Aim of the exercise
Each line below is to be written out in full, exactly as shown.

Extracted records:

※

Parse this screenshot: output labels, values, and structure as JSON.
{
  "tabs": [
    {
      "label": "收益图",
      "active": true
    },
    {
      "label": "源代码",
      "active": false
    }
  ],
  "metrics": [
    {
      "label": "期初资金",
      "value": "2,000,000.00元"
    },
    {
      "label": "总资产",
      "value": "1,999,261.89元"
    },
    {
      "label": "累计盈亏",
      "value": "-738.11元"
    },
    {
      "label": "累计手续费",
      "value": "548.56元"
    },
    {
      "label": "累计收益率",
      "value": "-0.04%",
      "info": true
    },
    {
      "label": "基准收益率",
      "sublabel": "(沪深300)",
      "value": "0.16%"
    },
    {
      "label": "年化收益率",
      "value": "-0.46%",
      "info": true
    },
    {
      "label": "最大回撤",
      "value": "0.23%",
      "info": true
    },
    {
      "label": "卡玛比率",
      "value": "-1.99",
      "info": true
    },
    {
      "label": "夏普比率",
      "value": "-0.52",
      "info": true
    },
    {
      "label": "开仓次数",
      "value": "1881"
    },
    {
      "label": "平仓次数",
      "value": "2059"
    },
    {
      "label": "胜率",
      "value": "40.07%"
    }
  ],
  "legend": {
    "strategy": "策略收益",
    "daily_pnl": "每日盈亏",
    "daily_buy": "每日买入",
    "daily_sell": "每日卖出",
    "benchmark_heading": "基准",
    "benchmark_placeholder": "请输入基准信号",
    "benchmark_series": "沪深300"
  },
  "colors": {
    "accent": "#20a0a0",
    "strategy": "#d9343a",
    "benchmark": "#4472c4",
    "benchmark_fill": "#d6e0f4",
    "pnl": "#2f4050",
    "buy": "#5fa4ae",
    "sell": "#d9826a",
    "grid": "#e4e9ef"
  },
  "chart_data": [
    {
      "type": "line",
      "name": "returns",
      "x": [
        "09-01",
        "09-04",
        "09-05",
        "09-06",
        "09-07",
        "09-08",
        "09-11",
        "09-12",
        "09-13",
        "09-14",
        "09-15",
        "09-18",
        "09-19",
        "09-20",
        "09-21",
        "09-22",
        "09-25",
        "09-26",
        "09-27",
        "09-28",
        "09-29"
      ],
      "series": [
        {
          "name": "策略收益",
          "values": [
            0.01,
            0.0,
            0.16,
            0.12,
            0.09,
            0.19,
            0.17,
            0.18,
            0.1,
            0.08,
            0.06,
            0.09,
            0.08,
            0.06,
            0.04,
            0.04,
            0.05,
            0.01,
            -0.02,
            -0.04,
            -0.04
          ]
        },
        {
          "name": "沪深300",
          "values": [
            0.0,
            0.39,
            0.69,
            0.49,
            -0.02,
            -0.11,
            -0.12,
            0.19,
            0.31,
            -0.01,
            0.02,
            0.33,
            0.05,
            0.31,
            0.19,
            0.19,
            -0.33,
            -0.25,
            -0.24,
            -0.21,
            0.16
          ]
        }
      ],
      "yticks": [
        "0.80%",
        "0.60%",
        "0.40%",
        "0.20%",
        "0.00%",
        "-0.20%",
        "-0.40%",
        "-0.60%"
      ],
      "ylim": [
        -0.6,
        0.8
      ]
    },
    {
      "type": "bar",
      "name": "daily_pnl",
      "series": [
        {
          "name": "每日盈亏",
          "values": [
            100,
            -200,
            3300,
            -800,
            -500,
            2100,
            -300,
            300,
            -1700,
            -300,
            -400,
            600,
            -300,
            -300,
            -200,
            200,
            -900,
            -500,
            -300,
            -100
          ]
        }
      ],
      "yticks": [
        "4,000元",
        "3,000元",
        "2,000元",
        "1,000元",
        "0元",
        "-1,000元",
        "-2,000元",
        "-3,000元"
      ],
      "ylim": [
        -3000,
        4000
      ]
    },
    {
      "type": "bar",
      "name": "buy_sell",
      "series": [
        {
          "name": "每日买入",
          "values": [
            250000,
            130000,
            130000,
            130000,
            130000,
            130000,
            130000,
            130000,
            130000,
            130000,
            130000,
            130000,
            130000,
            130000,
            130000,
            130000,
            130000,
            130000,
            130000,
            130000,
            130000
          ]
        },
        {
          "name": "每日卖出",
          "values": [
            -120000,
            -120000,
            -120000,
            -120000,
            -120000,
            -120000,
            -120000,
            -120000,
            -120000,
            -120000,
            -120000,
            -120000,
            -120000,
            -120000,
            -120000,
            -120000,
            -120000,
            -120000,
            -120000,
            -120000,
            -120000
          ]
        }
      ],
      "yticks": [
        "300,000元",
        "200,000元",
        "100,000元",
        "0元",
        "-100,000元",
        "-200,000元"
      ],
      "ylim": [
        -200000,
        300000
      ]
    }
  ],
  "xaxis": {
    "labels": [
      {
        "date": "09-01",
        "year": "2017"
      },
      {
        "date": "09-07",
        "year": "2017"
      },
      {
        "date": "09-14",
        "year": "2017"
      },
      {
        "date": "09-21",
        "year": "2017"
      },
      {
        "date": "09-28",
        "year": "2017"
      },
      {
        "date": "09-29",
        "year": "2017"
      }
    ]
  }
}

※

Expected answer
Parse this screenshot: output labels, values, and structure as JSON.
{
  "tabs": [
    {
      "label": "收益图",
      "active": true
    },
    {
      "label": "源代码",
      "active": false
    }
  ],
  "metrics": [
    {
      "label": "期初资金",
      "value": "2,000,000.00元"
    },
    {
      "label": "总资产",
      "value": "1,999,261.89元"
    },
    {
      "label": "累计盈亏",
      "value": "-738.11元"
    },
    {
      "label": "累计手续费",
      "value": "548.56元"
    },
    {
      "label": "累计收益率",
      "value": "-0.04%",
      "info": true
    },
    {
      "label": "基准收益率",
      "sublabel": "(沪深300)",
      "value": "0.16%"
    },
    {
      "label": "年化收益率",
      "value": "-0.46%",
      "info": true
    },
    {
      "label": "最大回撤",
      "value": "0.23%",
      "info": true
    },
    {
      "label": "卡玛比率",
      "value": "-1.99",
      "info": true
    },
    {
      "label": "夏普比率",
      "value": "-0.52",
      "info": true
    },
    {
      "label": "开仓次数",
      "value": "1881"
    },
    {
      "label": "平仓次数",
      "value": "2059"
    },
    {
      "label": "胜率",
      "value": "40.07%"
    }
  ],
  "legend": {
    "strategy": "策略收益",
    "daily_pnl": "每日盈亏",
    "daily_buy": "每日买入",
    "daily_sell": "每日卖出",
    "benchmark_heading": "基准",
    "benchmark_placeholder": "请输入基准信号",
    "benchmark_series": "沪深300"
  },
  "colors": {
    "accent": "#20a0a0",
    "strategy": "#d9343a",
    "benchmark": "#4472c4",
    "benchmark_fill": "#d6e0f4",
    "pnl": "#2f4050",
    "buy": "#5fa4ae",
    "sell": "#d9826a",
    "grid": "#e4e9ef"
  },
  "chart_data": [
    {
      "type": "line",
      "name": "returns",
      "x": [
        "09-01",
        "09-04",
        "09-05",
        "09-06",
        "09-07",
        "09-08",
        "09-11",
        "09-12",
        "09-13",
        "09-14",
        "09-15",
        "09-18",
        "09-19",
        "09-20",
        "09-21",
        "09-22",
        "09-25",
        "09-26",
        "09-27",
        "09-28",
        "09-29"
      ],
      "series": [
        {
          "name": "策略收益",
          "values": [
            0.01,
            0.0,
            0.16,
            0.12,
            0.09,
            0.19,
            0.17,
            0.18,
            0.1,
            0.08,
            0.06,
            0.09,
            0.08,
            0.06,
            0.04,
            0.04,
            0.05,
            0.01,
            -0.02,
            -0.04,
            -0.04
          ]
        },
        {
          "name": "沪深300",
          "values": [
            0.0,
            0.39,
            0.69,
            0.49,
            -0.02,
            -0.11,
            -0.12,
            0.19,
            0.31,
            -0.01,
            0.02,
            0.33,
            0.05,
            0.31,
            0.19,
            0.19,
            -0.33,
            -0.25,
            -0.24,
            -0.21,
            0.16
          ]
        }
      ],
      "yticks": [
        "0.80%",
        "0.60%",
        "0.40%",
        "0.20%",
        "0.00%",
        "-0.20%",
        "-0.40%",
        "-0.60%"
      ],
      "ylim": [
        -0.6,
        0.8
      ]
    },
    {
      "type": "bar",
      "name": "daily_pnl",
      "series": [
        {
          "name": "每日盈亏",
          "values": [
            100,
            -200,
            3300,
            -800,
            -500,
            2100,
            -300,
            300,
            -1700,
            -300,
            -400,
            600,
            -300,
            -300,
            -200,
            200,
            -900,
            -500,
            -300,
            -100
          ]
        }
      ],
      "yticks": [
        "4,000元",
        "3,000元",
        "2,000元",
        "1,000元",
        "0元",
        "-1,000元",
        "-2,000元",
        "-3,000元"
      ],
      "ylim": [
        -3000,
        4000
      ]
    },
    {
      "type": "bar",
      "name": "buy_sell",
      "series": [
        {
          "name": "每日买入",
          "values": [
            250000,
            130000,
            130000,
            130000,
            130000,
            130000,
            130000,
            130000,
            130000,
            130000,
            130000,
            130000,
            130000,
            130000,
            130000,
            130000,
            130000,
            130000,
            130000,
            130000,
            130000
          ]
        },
        {
          "name": "每日卖出",
          "values": [
            -120000,
            -120000,
            -120000,
            -120000,
            -120000,
            -120000,
            -120000,
            -120000,
            -120000,
            -120000,
            -120000,
            -120000,
            -120000,
            -120000,
            -120000,
            -120000,
            -120000,
            -120000,
            -120000,
            -120000,
            -120000
          ]
        }
      ],
      "yticks": [
        "300,000元",
        "200,000元",
        "100,000元",
        "0元",
        "-100,000元",
        "-200,000元"
      ],
      "ylim": [
        -200000,
        300000
      ]
    }
  ],
  "xaxis": {
    "labels": [
      {
        "date": "09-01",
        "year": "2017"
      },
      {
        "date": "09-07",
        "year": "2017"
      },
      {
        "date": "09-14",
        "year": "2017"
      },
      {
        "date": "09-21",
        "year": "2017"
      },
      {
        "date": "09-28",
        "year": "2017"
      },
      {
        "date": "09-29",
        "year": "2017"
      }
    ]
  }
}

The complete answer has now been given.